** begin **

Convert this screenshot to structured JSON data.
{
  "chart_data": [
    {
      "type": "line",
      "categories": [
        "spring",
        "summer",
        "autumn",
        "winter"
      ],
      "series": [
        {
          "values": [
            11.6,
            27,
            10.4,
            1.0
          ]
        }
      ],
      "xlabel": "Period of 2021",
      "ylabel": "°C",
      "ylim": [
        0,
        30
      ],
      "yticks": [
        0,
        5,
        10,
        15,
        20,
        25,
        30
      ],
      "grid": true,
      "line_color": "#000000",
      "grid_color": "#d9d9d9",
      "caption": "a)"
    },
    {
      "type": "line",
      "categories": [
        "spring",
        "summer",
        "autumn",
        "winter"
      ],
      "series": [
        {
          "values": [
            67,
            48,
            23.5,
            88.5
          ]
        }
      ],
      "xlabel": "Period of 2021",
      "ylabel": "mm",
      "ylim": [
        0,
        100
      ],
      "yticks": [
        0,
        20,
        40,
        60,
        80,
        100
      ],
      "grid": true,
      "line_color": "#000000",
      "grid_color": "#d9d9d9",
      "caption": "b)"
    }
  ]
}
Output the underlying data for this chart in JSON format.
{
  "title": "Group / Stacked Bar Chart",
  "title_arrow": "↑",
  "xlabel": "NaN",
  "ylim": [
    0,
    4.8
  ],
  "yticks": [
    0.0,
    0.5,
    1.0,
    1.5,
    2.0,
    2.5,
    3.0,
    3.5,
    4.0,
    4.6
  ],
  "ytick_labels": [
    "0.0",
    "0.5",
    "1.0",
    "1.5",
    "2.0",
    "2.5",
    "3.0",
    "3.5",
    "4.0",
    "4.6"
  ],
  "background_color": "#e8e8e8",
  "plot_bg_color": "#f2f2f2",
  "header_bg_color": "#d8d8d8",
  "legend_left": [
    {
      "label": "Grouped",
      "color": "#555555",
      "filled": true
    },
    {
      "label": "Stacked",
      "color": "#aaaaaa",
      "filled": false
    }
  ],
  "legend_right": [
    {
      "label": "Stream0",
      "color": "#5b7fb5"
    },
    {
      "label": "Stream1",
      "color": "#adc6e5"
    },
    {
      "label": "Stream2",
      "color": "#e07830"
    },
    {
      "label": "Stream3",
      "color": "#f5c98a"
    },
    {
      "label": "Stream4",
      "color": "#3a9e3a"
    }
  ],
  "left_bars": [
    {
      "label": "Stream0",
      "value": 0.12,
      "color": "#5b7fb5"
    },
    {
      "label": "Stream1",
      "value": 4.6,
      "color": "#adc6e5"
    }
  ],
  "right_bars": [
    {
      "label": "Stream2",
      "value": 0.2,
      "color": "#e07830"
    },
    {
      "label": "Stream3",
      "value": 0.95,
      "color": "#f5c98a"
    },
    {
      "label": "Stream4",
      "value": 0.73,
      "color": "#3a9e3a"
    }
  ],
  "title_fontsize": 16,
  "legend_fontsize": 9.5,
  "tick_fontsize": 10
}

** end **

> **Instruction**: Reproduce exactly the line that holds "Output the underlying", then every line after it, ending with the final line of the records above.

> **Written solution**:
Output the underlying data for this chart in JSON format.
{
  "title": "Group / Stacked Bar Chart",
  "title_arrow": "↑",
  "xlabel": "NaN",
  "ylim": [
    0,
    4.8
  ],
  "yticks": [
    0.0,
    0.5,
    1.0,
    1.5,
    2.0,
    2.5,
    3.0,
    3.5,
    4.0,
    4.6
  ],
  "ytick_labels": [
    "0.0",
    "0.5",
    "1.0",
    "1.5",
    "2.0",
    "2.5",
    "3.0",
    "3.5",
    "4.0",
    "4.6"
  ],
  "background_color": "#e8e8e8",
  "plot_bg_color": "#f2f2f2",
  "header_bg_color": "#d8d8d8",
  "legend_left": [
    {
      "label": "Grouped",
      "color": "#555555",
      "filled": true
    },
    {
      "label": "Stacked",
      "color": "#aaaaaa",
      "filled": false
    }
  ],
  "legend_right": [
    {
      "label": "Stream0",
      "color": "#5b7fb5"
    },
    {
      "label": "Stream1",
      "color": "#adc6e5"
    },
    {
      "label": "Stream2",
      "color": "#e07830"
    },
    {
      "label": "Stream3",
      "color": "#f5c98a"
    },
    {
      "label": "Stream4",
      "color": "#3a9e3a"
    }
  ],
  "left_bars": [
    {
      "label": "Stream0",
      "value": 0.12,
      "color": "#5b7fb5"
    },
    {
      "label": "Stream1",
      "value": 4.6,
      "color": "#adc6e5"
    }
  ],
  "right_bars": [
    {
      "label": "Stream2",
      "value": 0.2,
      "color": "#e07830"
    },
    {
      "label": "Stream3",
      "value": 0.95,
      "color": "#f5c98a"
    },
    {
      "label": "Stream4",
      "value": 0.73,
      "color": "#3a9e3a"
    }
  ],
  "title_fontsize": 16,
  "legend_fontsize": 9.5,
  "tick_fontsize": 10
}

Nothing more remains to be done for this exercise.